* Supplied data:
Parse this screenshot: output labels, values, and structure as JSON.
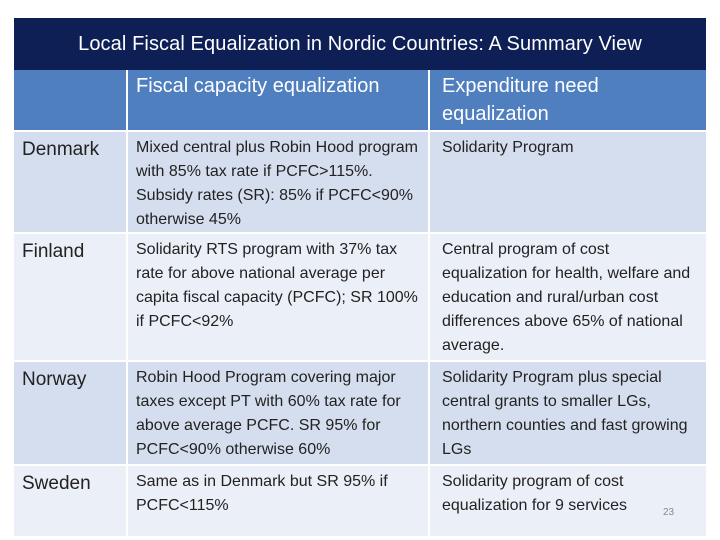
{
  "title": "Local Fiscal Equalization in Nordic Countries: A Summary View",
  "columns": [
    "",
    "Fiscal capacity equalization",
    "Expenditure need equalization"
  ],
  "rows": [
    {
      "country": "Denmark",
      "fiscal": "Mixed central plus Robin Hood program with 85% tax rate if PCFC>115%. Subsidy rates (SR): 85% if PCFC<90% otherwise 45%",
      "expenditure": "Solidarity Program"
    },
    {
      "country": "Finland",
      "fiscal": "Solidarity RTS program with 37% tax rate for above national average per capita fiscal capacity (PCFC); SR 100% if PCFC<92%",
      "expenditure": "Central program of cost equalization for health, welfare and education and rural/urban cost differences above 65% of national average."
    },
    {
      "country": "Norway",
      "fiscal": "Robin Hood Program covering major taxes except PT with 60% tax rate for above average PCFC. SR 95% for PCFC<90% otherwise 60%",
      "expenditure": "Solidarity Program plus special central grants to smaller LGs, northern counties and fast growing LGs"
    },
    {
      "country": "Sweden",
      "fiscal": "Same as in Denmark but SR 95% if PCFC<115%",
      "expenditure": "Solidarity program of cost equalization for 9 services"
    }
  ],
  "page_number": "23"
}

* Challenge:
Quote all of the entries word for word, omitting any pictures.

* Reply:
Parse this screenshot: output labels, values, and structure as JSON.
{
  "title": "Local Fiscal Equalization in Nordic Countries: A Summary View",
  "columns": [
    "",
    "Fiscal capacity equalization",
    "Expenditure need equalization"
  ],
  "rows": [
    {
      "country": "Denmark",
      "fiscal": "Mixed central plus Robin Hood program with 85% tax rate if PCFC>115%. Subsidy rates (SR): 85% if PCFC<90% otherwise 45%",
      "expenditure": "Solidarity Program"
    },
    {
      "country": "Finland",
      "fiscal": "Solidarity RTS program with 37% tax rate for above national average per capita fiscal capacity (PCFC); SR 100% if PCFC<92%",
      "expenditure": "Central program of cost equalization for health, welfare and education and rural/urban cost differences above 65% of national average."
    },
    {
      "country": "Norway",
      "fiscal": "Robin Hood Program covering major taxes except PT with 60% tax rate for above average PCFC. SR 95% for PCFC<90% otherwise 60%",
      "expenditure": "Solidarity Program plus special central grants to smaller LGs, northern counties and fast growing LGs"
    },
    {
      "country": "Sweden",
      "fiscal": "Same as in Denmark but SR 95% if PCFC<115%",
      "expenditure": "Solidarity program of cost equalization for 9 services"
    }
  ],
  "page_number": "23"
}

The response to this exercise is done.